Applications cannot program by hand
E.g., Autonomous helicopter, handwriting recognition, most of Natural Language Processing (NLP), Computer Vision

Self-customizing programs
E.g., Amazon, Netflix product recommendations

Understanding human learning (brain, real AI)

### Introduction

• Definition
• Arthur Samuel (1959). Machine Learning: Field of study that gives computers the ability to learn without being explicitly programmed
• Tom Mitchell (1995) Well-posed Leaning Problem: A computer program is said to learn from experience E with respect to some task T and some performance measure P, if its performance on T, as measured by P, improves with experience E.

## Machine Learning Algorithms:

### Supervised learning

• Regression: Predict continuous valued output
• Classification: Discrete valued output (0 or 1 or others)

### Unsupervised learning

• allows us to approach problems with little or no idea what our results should look like.
• We can derive structure from data where we do not necessarily know the effect of the variables.
• We can derive this structure by clustering the data based on relationships among the variables in the data
• There is no feedback based on the prediction results

• E.g., Organize computing clusters, social network analysis, market segmentation, astronomical data analysis

### Model representation

• Notation
• m = Number of training examples
• x’s = “input” variable / features
• y’s = “output” variable / “target” variable
• Hypothesis
• Training set → Learning Algorithm → Hypothesis (h)
• xh → estimated value of y
• h: X → Y
• h maps x’s to y’s
• Linear regression with one variable or Univariate linear regression
• $h_{\theta}(x) = \theta_{0} + \theta_{1}x$
• shorthand: $h(x)$
• $\theta_{i}$’s: parameters

### Cost function

• Idea: Choose $\theta_{0}, \theta_{1}$ so that $h_{\theta}(x)$ is close to y for our training examples (x,y)
• $\underset{ \theta_{0}, \ \theta_{1} }{ \mathrm{minimize} }$ $\dfrac{1}{2m} \displaystyle\sum_{i=1}^m ( \hat{y}^{i}- y^{i} )^2 =$ $\dfrac{1}{2m} \displaystyle\sum _{i=1}^m (h_\theta (x^{i}) - y^{i} )^2$
• $h_{\theta}(x^{i}) = \theta_{0} + \theta_{1}x^{i}$
• Cost function: $J(\theta_0, \theta_1) =$ $\displaystyle \dfrac{1}{2m} \sum _{i=1}^m ( \hat{y}^{i}- y^{i} )^2 = \dfrac{1}{2m} \sum _{i=1}^m (h_\theta (x^{i}) - y^{i} )^2$
• Octave: J = 1/(2*m)*sum((X*theta .- y).^2)

* _Goal 1_
Copy the machine learning notes word for word, starting with "## Machine Learning" and going on through "should look like.".
The records are unrelated to the machine learning notes.

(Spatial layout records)
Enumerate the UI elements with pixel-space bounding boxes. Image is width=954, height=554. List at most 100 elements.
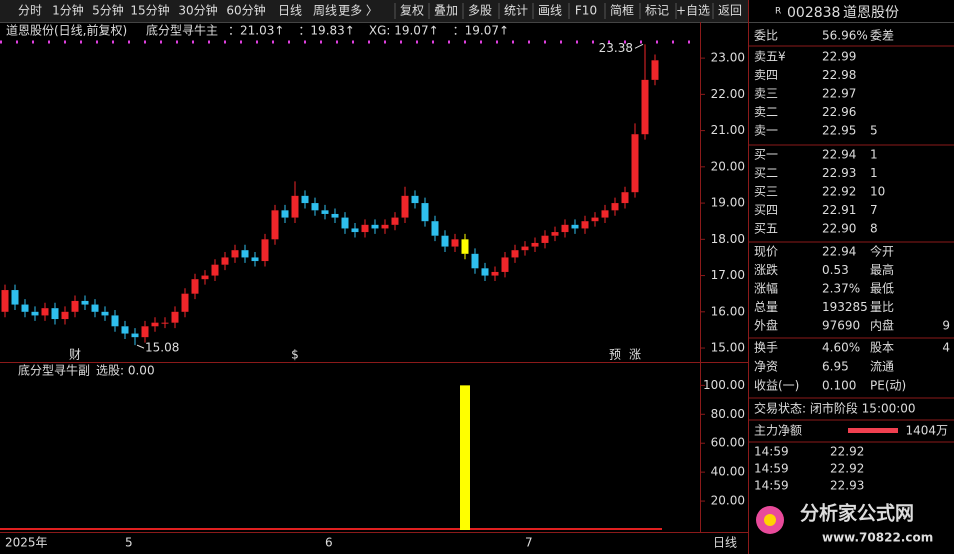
candle-body — [171, 311, 179, 323]
quote-cell: 最高 — [870, 262, 894, 277]
quote-cell: 买四 — [754, 203, 778, 217]
min-pointer — [136, 344, 145, 349]
candle-body — [361, 224, 369, 233]
trade-price: 22.92 — [830, 445, 864, 459]
y-tick-label: 20.00 — [711, 494, 745, 508]
quote-cell: 买一 — [754, 148, 778, 162]
candle-body — [1, 290, 9, 312]
candle-body — [551, 232, 559, 236]
trade-status: 交易状态: 闭市阶段 15:00:00 — [754, 401, 916, 416]
candle-body — [501, 257, 509, 272]
period-tab[interactable]: 分时 — [18, 4, 42, 18]
toolbar-button[interactable]: 统计 — [504, 4, 528, 18]
quote-cell: 56.96% — [822, 29, 868, 43]
period-tab[interactable]: 日线 — [278, 4, 302, 18]
legend-value: ：19.83↑ — [298, 24, 354, 38]
candle-body — [231, 250, 239, 258]
max-pointer — [634, 43, 644, 49]
quote-cell: 7 — [870, 203, 878, 217]
quote-cell: 换手 — [754, 341, 778, 355]
period-tab[interactable]: 周线 — [313, 4, 337, 18]
candle-body — [251, 257, 259, 262]
quote-cell: 1 — [870, 166, 878, 180]
candle-body — [431, 221, 439, 236]
period-tab[interactable]: 更多 〉 — [338, 4, 378, 18]
toolbar-button[interactable]: +自选 — [676, 4, 710, 18]
candle-body — [211, 264, 219, 276]
candle-body — [261, 239, 269, 262]
y-tick-label: 22.00 — [711, 87, 745, 101]
candle-body — [411, 195, 419, 204]
quote-cell: 最低 — [870, 282, 894, 296]
candle-body — [601, 210, 609, 218]
candle-body — [151, 322, 159, 327]
candle-body — [481, 268, 489, 276]
period-tab[interactable]: 5分钟 — [92, 3, 124, 18]
candle-body — [111, 315, 119, 327]
quote-cell: 22.99 — [822, 50, 856, 64]
quote-cell: 流通 — [870, 360, 894, 374]
chart-title: 道恩股份(日线,前复权) — [6, 23, 127, 38]
candle-body — [271, 210, 279, 240]
candle-body — [131, 333, 139, 338]
toolbar-button[interactable]: 画线 — [538, 4, 562, 18]
candle-body — [351, 228, 359, 233]
y-tick-label: 100.00 — [703, 378, 745, 392]
quote-cell: 97690 — [822, 319, 860, 333]
quote-cell: 股本 — [870, 341, 894, 355]
period-tab[interactable]: 1分钟 — [52, 3, 84, 18]
quote-cell: 22.98 — [822, 68, 856, 82]
stock-name: 道恩股份 — [843, 5, 899, 21]
y-tick-label: 16.00 — [711, 304, 745, 318]
quote-cell: 22.94 — [822, 148, 856, 162]
candle-body — [191, 279, 199, 294]
toolbar-button[interactable]: 标记 — [645, 4, 669, 18]
toolbar-button[interactable]: 简框 — [610, 4, 634, 18]
trade-time: 14:59 — [754, 462, 789, 476]
sub-indicator-value: 选股: 0.00 — [96, 364, 155, 378]
candle-body — [101, 311, 109, 316]
toolbar — [0, 0, 748, 22]
quote-cell: 卖一 — [754, 124, 778, 138]
toolbar-button[interactable]: 叠加 — [434, 4, 458, 18]
flow-bar — [848, 428, 898, 433]
watermark-title: 分析家公式网 — [800, 502, 914, 525]
legend-value: ：19.07↑ — [453, 24, 509, 38]
candle-body — [331, 213, 339, 218]
x-tick-label: 6 — [325, 536, 333, 550]
candle-body — [611, 203, 619, 211]
period-tab[interactable]: 15分钟 — [130, 3, 169, 18]
quote-cell: 内盘 — [870, 318, 894, 333]
quote-cell: 22.92 — [822, 185, 856, 199]
quote-cell: 22.96 — [822, 105, 856, 119]
candle-body — [181, 293, 189, 312]
indicator-name: 底分型寻牛主 — [146, 23, 218, 38]
quote-cell: 10 — [870, 185, 885, 199]
quote-cell: 4.60% — [822, 341, 860, 355]
legend-value: XG: 19.07↑ — [369, 24, 439, 38]
quote-cell: 1 — [870, 148, 878, 162]
quote-cell: 8 — [870, 222, 878, 236]
y-tick-label: 15.00 — [711, 341, 745, 355]
period-label: 日线 — [713, 536, 737, 550]
quote-cell: 买二 — [754, 166, 778, 180]
toolbar-button[interactable]: 多股 — [468, 4, 492, 18]
y-tick-label: 18.00 — [711, 232, 745, 246]
quote-cell: 卖二 — [754, 105, 778, 119]
candle-body — [561, 224, 569, 233]
candle-body — [91, 304, 99, 312]
period-tab[interactable]: 60分钟 — [226, 3, 265, 18]
bar — [460, 385, 470, 530]
toolbar-button[interactable]: 返回 — [718, 4, 742, 18]
candle-body — [651, 60, 659, 80]
quote-cell: 6.95 — [822, 360, 849, 374]
candle-body — [121, 326, 129, 334]
watermark: 分析家公式网 www.70822.com — [756, 502, 933, 545]
candle-body — [41, 308, 49, 316]
toolbar-button[interactable]: F10 — [575, 4, 597, 18]
period-tab[interactable]: 30分钟 — [178, 3, 217, 18]
toolbar-button[interactable]: 复权 — [400, 4, 424, 18]
x-tick-label: 7 — [525, 536, 533, 550]
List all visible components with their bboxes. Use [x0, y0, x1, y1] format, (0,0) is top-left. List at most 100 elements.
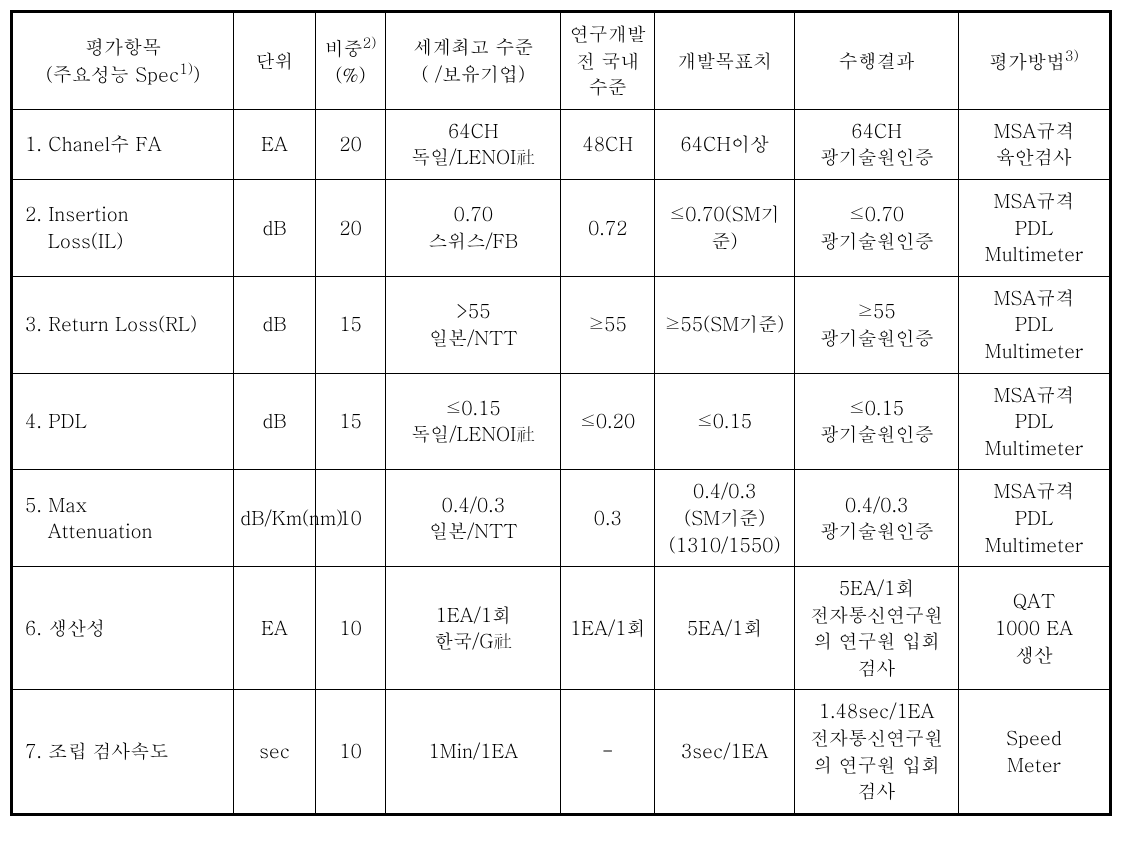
cell-domestic: 0.72	[561, 179, 655, 276]
table-body: 1. Chanel수 FA EA 20 64CH 독일/LENOI社 48CH …	[12, 109, 1111, 814]
header-weight-label: 비중	[325, 34, 363, 61]
cell-target: 5EA/1회	[654, 567, 794, 690]
cell-result-l2: 전자통신연구원의 연구원 입회 검사	[801, 725, 952, 805]
header-item-line1: 평가항목	[85, 33, 161, 60]
header-item-suffix: )	[193, 61, 200, 88]
cell-item: 2. Insertion Loss(IL)	[12, 179, 234, 276]
cell-result-l2: 광기술원인증	[801, 144, 952, 171]
table-row: 5. Max Attenuation dB/Km(nm) 10 0.4/0.3 …	[12, 470, 1111, 567]
header-row: 평가항목 (주요성능 Spec1)) 단위 비중2) (%) 세계최고 수준 (…	[12, 12, 1111, 110]
cell-method: MSA규격 PDL Multimeter	[958, 373, 1110, 470]
cell-method: MSA규격 PDL Multimeter	[958, 179, 1110, 276]
table-header: 평가항목 (주요성능 Spec1)) 단위 비중2) (%) 세계최고 수준 (…	[12, 12, 1111, 110]
cell-world-l2: 일본/NTT	[392, 518, 554, 545]
table-row: 2. Insertion Loss(IL) dB 20 0.70 스위스/FB …	[12, 179, 1111, 276]
cell-world-l2: 독일/LENOI社	[392, 144, 554, 171]
header-world-line2: ( /보유기업)	[392, 61, 554, 88]
cell-target-l1: 0.4/0.3	[661, 478, 788, 505]
header-item: 평가항목 (주요성능 Spec1))	[12, 12, 234, 110]
cell-target: ≤0.70(SM기준)	[654, 179, 794, 276]
cell-result: 5EA/1회 전자통신연구원의 연구원 입회 검사	[795, 567, 959, 690]
cell-world-l1: 1Min/1EA	[392, 738, 554, 765]
cell-world-l1: 0.70	[392, 201, 554, 228]
cell-weight: 10	[315, 567, 385, 690]
header-world-line1: 세계최고 수준	[413, 33, 533, 60]
cell-world: >55 일본/NTT	[386, 276, 561, 373]
cell-result-l1: ≤0.15	[801, 395, 952, 422]
cell-item: 4. PDL	[12, 373, 234, 470]
table-row: 1. Chanel수 FA EA 20 64CH 독일/LENOI社 48CH …	[12, 109, 1111, 179]
cell-target: 0.4/0.3 (SM기준) (1310/1550)	[654, 470, 794, 567]
cell-result: ≤0.70 광기술원인증	[795, 179, 959, 276]
header-domestic: 연구개발전 국내수준	[561, 12, 655, 110]
cell-method: MSA규격 육안검사	[958, 109, 1110, 179]
cell-result-l2: 광기술원인증	[801, 421, 952, 448]
cell-method-l3: Multimeter	[965, 435, 1103, 462]
table-row: 6. 생산성 EA 10 1EA/1회 한국/G社 1EA/1회 5EA/1회 …	[12, 567, 1111, 690]
header-method: 평가방법3)	[958, 12, 1110, 110]
cell-item-l1: 5. Max	[25, 492, 227, 519]
cell-method-l2: 육안검사	[965, 144, 1103, 171]
cell-unit: EA	[234, 567, 316, 690]
cell-method-l1: MSA규격	[965, 188, 1103, 215]
cell-world: 64CH 독일/LENOI社	[386, 109, 561, 179]
cell-result-l1: ≥55	[801, 298, 952, 325]
cell-result-l2: 광기술원인증	[801, 518, 952, 545]
cell-method: MSA규격 PDL Multimeter	[958, 470, 1110, 567]
cell-item-l1: 2. Insertion	[25, 201, 227, 228]
header-result: 수행결과	[795, 12, 959, 110]
cell-method-l1: MSA규격	[965, 285, 1103, 312]
cell-world-l2: 스위스/FB	[392, 228, 554, 255]
cell-result-l2: 전자통신연구원의 연구원 입회 검사	[801, 602, 952, 682]
table-row: 4. PDL dB 15 ≤0.15 독일/LENOI社 ≤0.20 ≤0.15…	[12, 373, 1111, 470]
cell-result-l1: ≤0.70	[801, 201, 952, 228]
cell-item-l2: Loss(IL)	[25, 228, 227, 255]
cell-method-l1: MSA규격	[965, 118, 1103, 145]
cell-weight: 20	[315, 179, 385, 276]
cell-target: ≥55(SM기준)	[654, 276, 794, 373]
cell-target: ≤0.15	[654, 373, 794, 470]
cell-domestic: 1EA/1회	[561, 567, 655, 690]
cell-result-l1: 1.48sec/1EA	[801, 698, 952, 725]
cell-result-l2: 광기술원인증	[801, 228, 952, 255]
cell-world-l1: >55	[392, 298, 554, 325]
cell-method-l3: Multimeter	[965, 241, 1103, 268]
cell-method-l3: Multimeter	[965, 338, 1103, 365]
cell-method: MSA규격 PDL Multimeter	[958, 276, 1110, 373]
cell-unit: dB	[234, 179, 316, 276]
cell-world-l2: 독일/LENOI社	[392, 421, 554, 448]
header-target: 개발목표치	[654, 12, 794, 110]
cell-item: 5. Max Attenuation	[12, 470, 234, 567]
cell-method-l2: 1000 EA	[965, 615, 1103, 642]
cell-method-l2: PDL	[965, 215, 1103, 242]
cell-item: 7. 조립 검사속도	[12, 690, 234, 814]
cell-target-l2: (SM기준)	[661, 505, 788, 532]
cell-weight: 15	[315, 276, 385, 373]
table-row: 3. Return Loss(RL) dB 15 >55 일본/NTT ≥55 …	[12, 276, 1111, 373]
cell-result-l2: 광기술원인증	[801, 325, 952, 352]
cell-world-l1: ≤0.15	[392, 395, 554, 422]
cell-method-l3: 생산	[965, 642, 1103, 669]
cell-result: 64CH 광기술원인증	[795, 109, 959, 179]
header-weight-line2: (%)	[322, 62, 379, 89]
cell-result: ≤0.15 광기술원인증	[795, 373, 959, 470]
cell-domestic: -	[561, 690, 655, 814]
cell-method-l1: Speed	[965, 725, 1103, 752]
cell-unit: EA	[234, 109, 316, 179]
header-weight-sup: 2)	[363, 33, 377, 53]
cell-unit: sec	[234, 690, 316, 814]
cell-domestic: 0.3	[561, 470, 655, 567]
cell-method-l1: QAT	[965, 588, 1103, 615]
cell-item: 6. 생산성	[12, 567, 234, 690]
header-weight: 비중2) (%)	[315, 12, 385, 110]
cell-method-l2: PDL	[965, 505, 1103, 532]
header-item-line2: (주요성능 Spec1))	[19, 60, 227, 88]
cell-weight: 20	[315, 109, 385, 179]
header-item-prefix: (주요성능 Spec	[46, 61, 180, 88]
cell-world-l2: 일본/NTT	[392, 325, 554, 352]
cell-method-l2: Meter	[965, 752, 1103, 779]
cell-method-l2: PDL	[965, 311, 1103, 338]
cell-world: 1EA/1회 한국/G社	[386, 567, 561, 690]
cell-method-l1: MSA규격	[965, 478, 1103, 505]
cell-domestic: ≤0.20	[561, 373, 655, 470]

* _Goal 2_
Repeat the records verbatim, starting with the line that contains "candle-body — [171, 311, 179, 323]" and going on through the line that contains "y-tick-label: 20.00 — [711, 494, 745, 508]".

* _Final answer 1_
## Machine Learning Algorithms:

### Supervised learning

• Regression: Predict continuous valued output
• Classification: Discrete valued output (0 or 1 or others)

### Unsupervised learning

• allows us to approach problems with little or no idea what our results should look like.

* _Final answer 2_
candle-body — [171, 311, 179, 323]
quote-cell: 最高 — [870, 262, 894, 277]
quote-cell: 买四 — [754, 203, 778, 217]
min-pointer — [136, 344, 145, 349]
candle-body — [361, 224, 369, 233]
trade-price: 22.92 — [830, 445, 864, 459]
y-tick-label: 20.00 — [711, 494, 745, 508]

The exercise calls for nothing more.